### SOURCE DATA
* START *

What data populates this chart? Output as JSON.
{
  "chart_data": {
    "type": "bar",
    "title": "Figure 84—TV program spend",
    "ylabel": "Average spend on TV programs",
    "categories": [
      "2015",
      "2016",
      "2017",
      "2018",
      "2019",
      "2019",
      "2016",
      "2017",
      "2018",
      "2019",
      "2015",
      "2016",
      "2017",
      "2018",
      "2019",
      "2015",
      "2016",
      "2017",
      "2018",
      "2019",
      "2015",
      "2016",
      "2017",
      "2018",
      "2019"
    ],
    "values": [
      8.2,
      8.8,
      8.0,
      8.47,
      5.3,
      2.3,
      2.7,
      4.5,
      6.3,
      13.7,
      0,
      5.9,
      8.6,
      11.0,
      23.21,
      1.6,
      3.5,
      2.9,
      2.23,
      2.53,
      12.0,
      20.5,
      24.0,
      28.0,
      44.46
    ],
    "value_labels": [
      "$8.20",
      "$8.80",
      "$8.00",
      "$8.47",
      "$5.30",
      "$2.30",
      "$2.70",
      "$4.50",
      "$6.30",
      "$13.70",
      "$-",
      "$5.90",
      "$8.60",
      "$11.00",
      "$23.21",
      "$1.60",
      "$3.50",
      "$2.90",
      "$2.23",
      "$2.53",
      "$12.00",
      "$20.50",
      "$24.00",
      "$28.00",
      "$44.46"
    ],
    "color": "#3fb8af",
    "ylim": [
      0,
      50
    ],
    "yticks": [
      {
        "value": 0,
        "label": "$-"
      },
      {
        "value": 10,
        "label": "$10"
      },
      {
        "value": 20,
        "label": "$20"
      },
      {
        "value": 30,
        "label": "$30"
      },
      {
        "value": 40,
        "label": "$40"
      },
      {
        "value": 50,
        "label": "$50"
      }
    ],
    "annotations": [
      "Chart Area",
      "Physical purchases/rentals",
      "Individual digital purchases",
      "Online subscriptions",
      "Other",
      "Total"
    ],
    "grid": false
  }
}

* END *
* START *

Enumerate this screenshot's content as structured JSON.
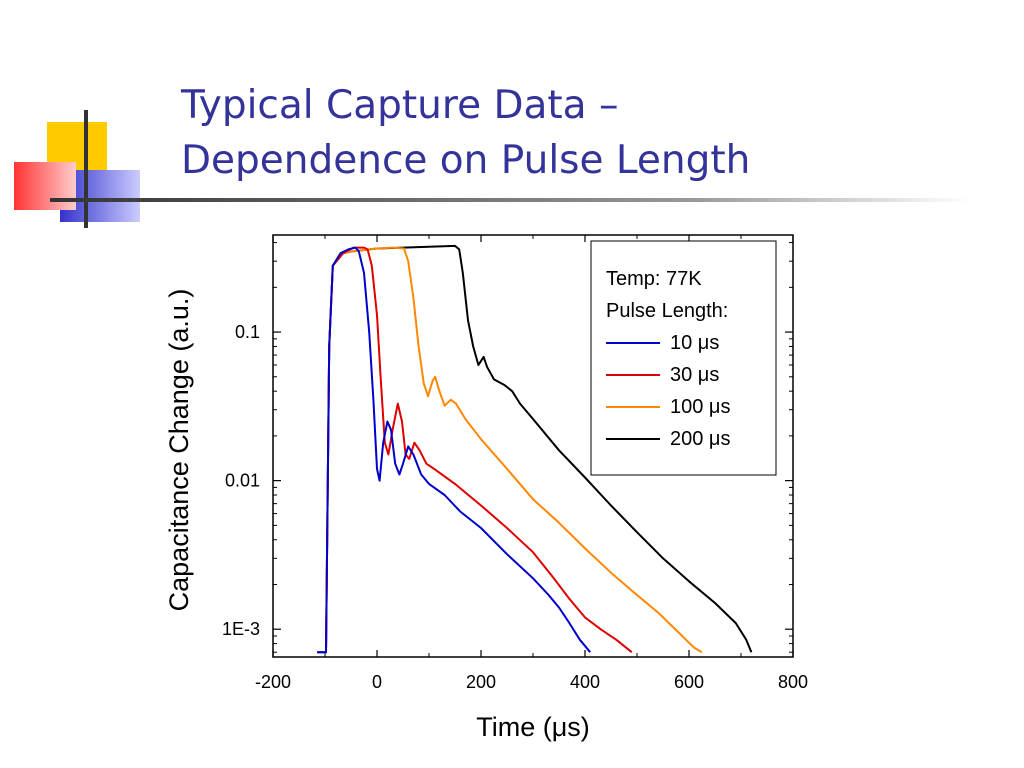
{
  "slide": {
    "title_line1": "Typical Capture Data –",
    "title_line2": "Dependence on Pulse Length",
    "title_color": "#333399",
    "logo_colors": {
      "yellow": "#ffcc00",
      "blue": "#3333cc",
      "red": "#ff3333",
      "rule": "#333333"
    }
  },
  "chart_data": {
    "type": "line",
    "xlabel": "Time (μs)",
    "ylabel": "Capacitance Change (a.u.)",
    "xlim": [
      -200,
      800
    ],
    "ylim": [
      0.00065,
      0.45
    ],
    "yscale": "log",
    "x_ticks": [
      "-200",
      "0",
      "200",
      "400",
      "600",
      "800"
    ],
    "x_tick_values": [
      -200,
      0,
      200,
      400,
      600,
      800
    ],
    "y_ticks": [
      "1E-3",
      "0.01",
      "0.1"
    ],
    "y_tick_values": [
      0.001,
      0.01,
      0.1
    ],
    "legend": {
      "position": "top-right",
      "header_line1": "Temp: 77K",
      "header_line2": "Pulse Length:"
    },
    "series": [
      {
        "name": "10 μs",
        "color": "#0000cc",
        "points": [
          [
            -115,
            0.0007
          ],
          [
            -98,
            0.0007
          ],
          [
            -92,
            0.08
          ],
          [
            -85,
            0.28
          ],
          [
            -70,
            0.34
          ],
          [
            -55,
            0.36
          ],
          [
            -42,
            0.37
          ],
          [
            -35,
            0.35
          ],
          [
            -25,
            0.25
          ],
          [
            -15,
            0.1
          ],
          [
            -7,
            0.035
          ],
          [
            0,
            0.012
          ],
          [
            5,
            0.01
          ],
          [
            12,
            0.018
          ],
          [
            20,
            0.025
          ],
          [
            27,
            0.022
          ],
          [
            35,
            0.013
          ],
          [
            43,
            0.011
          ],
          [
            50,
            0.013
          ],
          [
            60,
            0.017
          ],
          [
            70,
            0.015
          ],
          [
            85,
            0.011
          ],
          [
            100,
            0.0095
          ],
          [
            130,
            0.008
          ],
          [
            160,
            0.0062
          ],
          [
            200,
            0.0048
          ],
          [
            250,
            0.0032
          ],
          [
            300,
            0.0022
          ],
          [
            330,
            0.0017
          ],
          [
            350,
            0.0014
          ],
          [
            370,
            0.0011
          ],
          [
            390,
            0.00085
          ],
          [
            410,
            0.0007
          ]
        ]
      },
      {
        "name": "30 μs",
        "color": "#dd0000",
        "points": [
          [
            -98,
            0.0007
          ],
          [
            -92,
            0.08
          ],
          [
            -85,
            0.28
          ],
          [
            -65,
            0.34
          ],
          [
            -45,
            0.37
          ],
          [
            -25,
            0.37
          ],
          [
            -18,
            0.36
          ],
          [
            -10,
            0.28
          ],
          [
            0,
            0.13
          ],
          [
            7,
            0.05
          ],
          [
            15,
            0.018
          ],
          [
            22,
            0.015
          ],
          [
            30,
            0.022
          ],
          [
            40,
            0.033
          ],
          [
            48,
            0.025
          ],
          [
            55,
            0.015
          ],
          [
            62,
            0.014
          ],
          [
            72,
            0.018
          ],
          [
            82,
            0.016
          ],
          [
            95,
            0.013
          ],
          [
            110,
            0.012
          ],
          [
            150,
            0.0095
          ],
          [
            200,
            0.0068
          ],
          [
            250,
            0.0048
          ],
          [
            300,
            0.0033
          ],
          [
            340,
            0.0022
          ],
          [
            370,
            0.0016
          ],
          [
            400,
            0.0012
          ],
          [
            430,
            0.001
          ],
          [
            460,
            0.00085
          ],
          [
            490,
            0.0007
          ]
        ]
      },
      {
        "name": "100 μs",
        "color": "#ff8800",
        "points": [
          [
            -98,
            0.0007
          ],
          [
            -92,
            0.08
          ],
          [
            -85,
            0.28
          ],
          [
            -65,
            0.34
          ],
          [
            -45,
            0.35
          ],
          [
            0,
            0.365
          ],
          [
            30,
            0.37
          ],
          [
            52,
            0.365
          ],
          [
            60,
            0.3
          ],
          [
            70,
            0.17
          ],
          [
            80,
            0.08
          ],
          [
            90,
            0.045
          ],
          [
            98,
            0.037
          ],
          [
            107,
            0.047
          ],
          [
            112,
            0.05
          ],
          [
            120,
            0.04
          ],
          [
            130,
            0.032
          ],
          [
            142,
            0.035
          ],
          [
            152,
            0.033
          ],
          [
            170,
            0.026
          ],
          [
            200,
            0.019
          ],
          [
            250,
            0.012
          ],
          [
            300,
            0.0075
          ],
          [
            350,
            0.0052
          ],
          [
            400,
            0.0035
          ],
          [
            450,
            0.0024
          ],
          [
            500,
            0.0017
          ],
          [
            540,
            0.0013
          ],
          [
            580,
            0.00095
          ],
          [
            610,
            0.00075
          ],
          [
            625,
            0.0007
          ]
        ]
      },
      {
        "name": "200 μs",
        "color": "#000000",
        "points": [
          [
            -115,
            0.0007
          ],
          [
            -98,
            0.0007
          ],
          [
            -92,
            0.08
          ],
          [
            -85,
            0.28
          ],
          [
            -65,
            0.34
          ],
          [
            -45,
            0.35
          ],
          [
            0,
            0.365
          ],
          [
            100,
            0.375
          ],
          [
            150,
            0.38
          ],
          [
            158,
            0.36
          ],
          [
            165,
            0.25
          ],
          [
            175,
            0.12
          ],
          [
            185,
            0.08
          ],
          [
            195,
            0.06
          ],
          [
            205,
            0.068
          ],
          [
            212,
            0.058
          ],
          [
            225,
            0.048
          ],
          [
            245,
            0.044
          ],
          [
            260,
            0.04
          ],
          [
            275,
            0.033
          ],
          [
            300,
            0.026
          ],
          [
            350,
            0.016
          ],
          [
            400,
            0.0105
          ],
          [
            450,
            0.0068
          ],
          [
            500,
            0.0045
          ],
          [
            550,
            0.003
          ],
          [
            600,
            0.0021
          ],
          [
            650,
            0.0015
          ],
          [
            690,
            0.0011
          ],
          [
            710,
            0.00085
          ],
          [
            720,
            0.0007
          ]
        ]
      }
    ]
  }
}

* END *

### AIM
Pull out each line holding the string "spend".

### SOLUTION
    "title": "Figure 84—TV program spend",
    "ylabel": "Average spend on TV programs",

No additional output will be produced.